Exercise:
Gather every line holding the string "Immediately".

Listed entries:
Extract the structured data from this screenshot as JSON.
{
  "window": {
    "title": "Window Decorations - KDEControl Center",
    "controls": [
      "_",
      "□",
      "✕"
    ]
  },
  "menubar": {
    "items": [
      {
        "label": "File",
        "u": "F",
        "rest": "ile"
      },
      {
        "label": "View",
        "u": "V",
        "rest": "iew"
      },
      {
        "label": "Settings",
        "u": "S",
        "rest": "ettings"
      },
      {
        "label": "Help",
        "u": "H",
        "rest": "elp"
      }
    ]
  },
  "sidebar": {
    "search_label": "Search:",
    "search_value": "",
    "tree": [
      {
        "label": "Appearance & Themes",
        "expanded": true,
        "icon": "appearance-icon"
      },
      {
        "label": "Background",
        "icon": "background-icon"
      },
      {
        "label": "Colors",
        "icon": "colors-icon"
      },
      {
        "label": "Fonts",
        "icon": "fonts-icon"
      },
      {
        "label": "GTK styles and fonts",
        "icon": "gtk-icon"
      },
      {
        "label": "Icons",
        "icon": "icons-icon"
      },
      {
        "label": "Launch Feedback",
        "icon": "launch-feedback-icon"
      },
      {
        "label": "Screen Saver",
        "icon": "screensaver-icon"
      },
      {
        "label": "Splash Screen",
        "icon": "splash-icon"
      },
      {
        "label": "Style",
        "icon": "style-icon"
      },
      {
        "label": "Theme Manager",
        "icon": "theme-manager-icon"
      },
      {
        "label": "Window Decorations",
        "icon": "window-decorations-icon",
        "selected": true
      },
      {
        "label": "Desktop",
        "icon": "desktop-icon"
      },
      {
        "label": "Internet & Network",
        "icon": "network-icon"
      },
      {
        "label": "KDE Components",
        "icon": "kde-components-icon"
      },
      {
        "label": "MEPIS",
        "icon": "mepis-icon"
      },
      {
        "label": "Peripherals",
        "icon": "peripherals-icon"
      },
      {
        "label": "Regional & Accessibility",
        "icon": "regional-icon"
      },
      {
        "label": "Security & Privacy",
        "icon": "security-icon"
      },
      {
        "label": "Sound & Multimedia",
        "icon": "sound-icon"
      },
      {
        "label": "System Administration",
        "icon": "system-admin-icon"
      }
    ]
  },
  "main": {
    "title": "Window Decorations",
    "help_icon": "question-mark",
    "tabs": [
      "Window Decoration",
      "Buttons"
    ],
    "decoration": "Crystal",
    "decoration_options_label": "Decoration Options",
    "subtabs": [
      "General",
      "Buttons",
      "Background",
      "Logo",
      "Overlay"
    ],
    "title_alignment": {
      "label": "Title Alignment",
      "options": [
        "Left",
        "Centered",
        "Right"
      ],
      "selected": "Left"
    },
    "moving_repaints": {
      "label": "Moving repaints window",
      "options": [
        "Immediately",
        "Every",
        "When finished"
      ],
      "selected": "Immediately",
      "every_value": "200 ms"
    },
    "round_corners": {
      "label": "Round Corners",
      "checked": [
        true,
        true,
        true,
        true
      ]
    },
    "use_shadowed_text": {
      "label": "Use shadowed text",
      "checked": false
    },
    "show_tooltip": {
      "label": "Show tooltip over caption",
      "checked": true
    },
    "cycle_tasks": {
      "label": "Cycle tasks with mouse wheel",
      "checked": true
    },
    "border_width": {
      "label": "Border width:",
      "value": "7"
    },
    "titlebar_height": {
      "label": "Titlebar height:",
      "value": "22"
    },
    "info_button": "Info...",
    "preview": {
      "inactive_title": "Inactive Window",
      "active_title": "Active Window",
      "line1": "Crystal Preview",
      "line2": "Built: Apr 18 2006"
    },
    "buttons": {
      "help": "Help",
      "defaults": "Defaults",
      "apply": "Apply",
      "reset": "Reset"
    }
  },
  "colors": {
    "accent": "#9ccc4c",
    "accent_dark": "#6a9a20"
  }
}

Task result:
        "Immediately",
      "selected": "Immediately",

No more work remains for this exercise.